EXERCISE INSTRUCTIONS: Lines containing the word "Scores" need to be counted. Please reply with how many there are, and nothing else.

>> start

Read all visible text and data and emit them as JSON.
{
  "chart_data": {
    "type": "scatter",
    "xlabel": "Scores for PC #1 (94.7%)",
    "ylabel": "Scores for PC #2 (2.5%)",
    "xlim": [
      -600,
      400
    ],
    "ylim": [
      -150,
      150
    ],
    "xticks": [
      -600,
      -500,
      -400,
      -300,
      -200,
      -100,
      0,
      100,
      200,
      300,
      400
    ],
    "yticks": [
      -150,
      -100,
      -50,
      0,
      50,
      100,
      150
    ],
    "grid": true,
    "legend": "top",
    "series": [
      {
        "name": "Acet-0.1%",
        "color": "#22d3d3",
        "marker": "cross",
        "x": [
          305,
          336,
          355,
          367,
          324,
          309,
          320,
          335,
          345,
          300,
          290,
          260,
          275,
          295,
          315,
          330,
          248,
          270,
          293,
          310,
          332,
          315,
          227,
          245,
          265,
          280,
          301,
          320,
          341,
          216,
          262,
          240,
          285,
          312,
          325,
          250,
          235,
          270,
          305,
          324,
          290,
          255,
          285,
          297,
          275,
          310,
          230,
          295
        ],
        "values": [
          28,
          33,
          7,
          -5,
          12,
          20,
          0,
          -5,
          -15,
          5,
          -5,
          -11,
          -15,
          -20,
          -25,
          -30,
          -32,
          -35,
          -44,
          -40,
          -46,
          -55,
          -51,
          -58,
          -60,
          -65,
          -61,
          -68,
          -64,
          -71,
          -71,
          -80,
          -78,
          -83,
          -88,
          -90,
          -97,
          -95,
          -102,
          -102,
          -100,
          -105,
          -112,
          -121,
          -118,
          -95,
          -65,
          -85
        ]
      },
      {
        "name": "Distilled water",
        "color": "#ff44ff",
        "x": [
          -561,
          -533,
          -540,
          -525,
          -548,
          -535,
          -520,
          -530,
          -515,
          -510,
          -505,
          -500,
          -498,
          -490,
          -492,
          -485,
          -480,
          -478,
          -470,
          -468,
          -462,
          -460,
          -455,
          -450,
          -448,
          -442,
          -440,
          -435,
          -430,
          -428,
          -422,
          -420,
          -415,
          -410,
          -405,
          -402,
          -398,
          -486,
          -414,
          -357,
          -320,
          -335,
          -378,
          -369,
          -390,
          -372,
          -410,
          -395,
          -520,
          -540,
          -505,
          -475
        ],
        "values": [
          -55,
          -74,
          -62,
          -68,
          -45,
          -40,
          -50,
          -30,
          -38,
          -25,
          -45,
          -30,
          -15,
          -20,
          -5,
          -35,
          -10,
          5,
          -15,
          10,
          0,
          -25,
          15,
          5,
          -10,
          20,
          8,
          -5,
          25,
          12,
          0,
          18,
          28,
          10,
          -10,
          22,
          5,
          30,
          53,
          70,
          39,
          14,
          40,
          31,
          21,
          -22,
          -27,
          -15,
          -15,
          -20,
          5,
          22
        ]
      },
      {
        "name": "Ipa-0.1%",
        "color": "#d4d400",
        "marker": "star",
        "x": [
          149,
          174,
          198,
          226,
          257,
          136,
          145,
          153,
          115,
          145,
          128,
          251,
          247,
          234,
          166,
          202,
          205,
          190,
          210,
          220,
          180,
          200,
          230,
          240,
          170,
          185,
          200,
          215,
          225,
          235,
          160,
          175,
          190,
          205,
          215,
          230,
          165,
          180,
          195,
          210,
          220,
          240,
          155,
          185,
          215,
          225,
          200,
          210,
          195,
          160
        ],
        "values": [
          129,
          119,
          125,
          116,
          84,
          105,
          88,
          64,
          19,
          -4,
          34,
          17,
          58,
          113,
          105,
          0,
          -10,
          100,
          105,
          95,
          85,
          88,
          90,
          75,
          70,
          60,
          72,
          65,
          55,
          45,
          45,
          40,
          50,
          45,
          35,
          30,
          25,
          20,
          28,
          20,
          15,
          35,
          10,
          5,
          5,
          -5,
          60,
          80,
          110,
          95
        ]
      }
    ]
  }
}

>> end

REPLY: 2